Required work ->
Locate each line containing the string "soon" and copy it out.

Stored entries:
++++++
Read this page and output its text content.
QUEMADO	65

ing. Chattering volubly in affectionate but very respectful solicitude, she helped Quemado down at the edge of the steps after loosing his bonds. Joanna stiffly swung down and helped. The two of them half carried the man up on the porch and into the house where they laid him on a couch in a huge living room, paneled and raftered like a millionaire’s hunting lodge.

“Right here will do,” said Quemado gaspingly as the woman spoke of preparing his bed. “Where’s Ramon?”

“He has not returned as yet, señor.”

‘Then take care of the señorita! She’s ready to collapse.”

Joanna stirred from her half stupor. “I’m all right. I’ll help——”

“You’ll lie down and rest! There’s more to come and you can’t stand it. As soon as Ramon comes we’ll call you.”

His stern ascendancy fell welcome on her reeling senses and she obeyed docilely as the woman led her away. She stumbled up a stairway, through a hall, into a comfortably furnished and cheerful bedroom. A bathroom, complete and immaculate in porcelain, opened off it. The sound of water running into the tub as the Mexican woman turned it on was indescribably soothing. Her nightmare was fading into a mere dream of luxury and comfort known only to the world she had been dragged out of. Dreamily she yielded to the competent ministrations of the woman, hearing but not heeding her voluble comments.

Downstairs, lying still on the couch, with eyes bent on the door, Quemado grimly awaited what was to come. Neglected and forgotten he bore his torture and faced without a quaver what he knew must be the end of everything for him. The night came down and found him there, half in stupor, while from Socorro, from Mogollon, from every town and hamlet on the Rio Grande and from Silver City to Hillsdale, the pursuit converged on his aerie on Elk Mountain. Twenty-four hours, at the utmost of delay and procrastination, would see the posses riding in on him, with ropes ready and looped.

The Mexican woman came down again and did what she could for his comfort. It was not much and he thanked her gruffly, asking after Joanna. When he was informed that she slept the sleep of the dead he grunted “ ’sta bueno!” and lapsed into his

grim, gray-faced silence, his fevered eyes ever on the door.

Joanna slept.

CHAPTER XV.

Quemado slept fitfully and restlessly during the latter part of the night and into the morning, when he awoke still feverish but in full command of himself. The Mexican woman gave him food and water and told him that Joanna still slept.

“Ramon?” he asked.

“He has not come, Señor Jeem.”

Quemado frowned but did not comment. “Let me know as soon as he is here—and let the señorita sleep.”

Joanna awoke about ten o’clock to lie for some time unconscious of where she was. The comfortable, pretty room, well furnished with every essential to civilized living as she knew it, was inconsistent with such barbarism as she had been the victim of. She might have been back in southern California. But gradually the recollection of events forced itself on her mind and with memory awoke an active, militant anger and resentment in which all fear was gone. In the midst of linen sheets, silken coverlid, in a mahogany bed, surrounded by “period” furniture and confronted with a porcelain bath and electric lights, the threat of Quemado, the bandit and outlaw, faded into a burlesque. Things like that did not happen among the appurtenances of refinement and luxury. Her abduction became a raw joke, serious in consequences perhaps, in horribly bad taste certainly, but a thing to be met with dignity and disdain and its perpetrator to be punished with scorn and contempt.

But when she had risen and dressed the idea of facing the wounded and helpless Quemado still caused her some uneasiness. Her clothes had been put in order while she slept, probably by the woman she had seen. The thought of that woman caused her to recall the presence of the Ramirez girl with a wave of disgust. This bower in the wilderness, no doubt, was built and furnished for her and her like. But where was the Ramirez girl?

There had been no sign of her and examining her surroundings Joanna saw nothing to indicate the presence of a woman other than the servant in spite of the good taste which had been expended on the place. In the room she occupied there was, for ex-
++++++
Result of this task ->
“You’ll lie down and rest! There’s more to come and you can’t stand it. As soon as Ramon comes we’ll call you.”
Quemado frowned but did not comment. “Let me know as soon as he is here—and let the señorita sleep.”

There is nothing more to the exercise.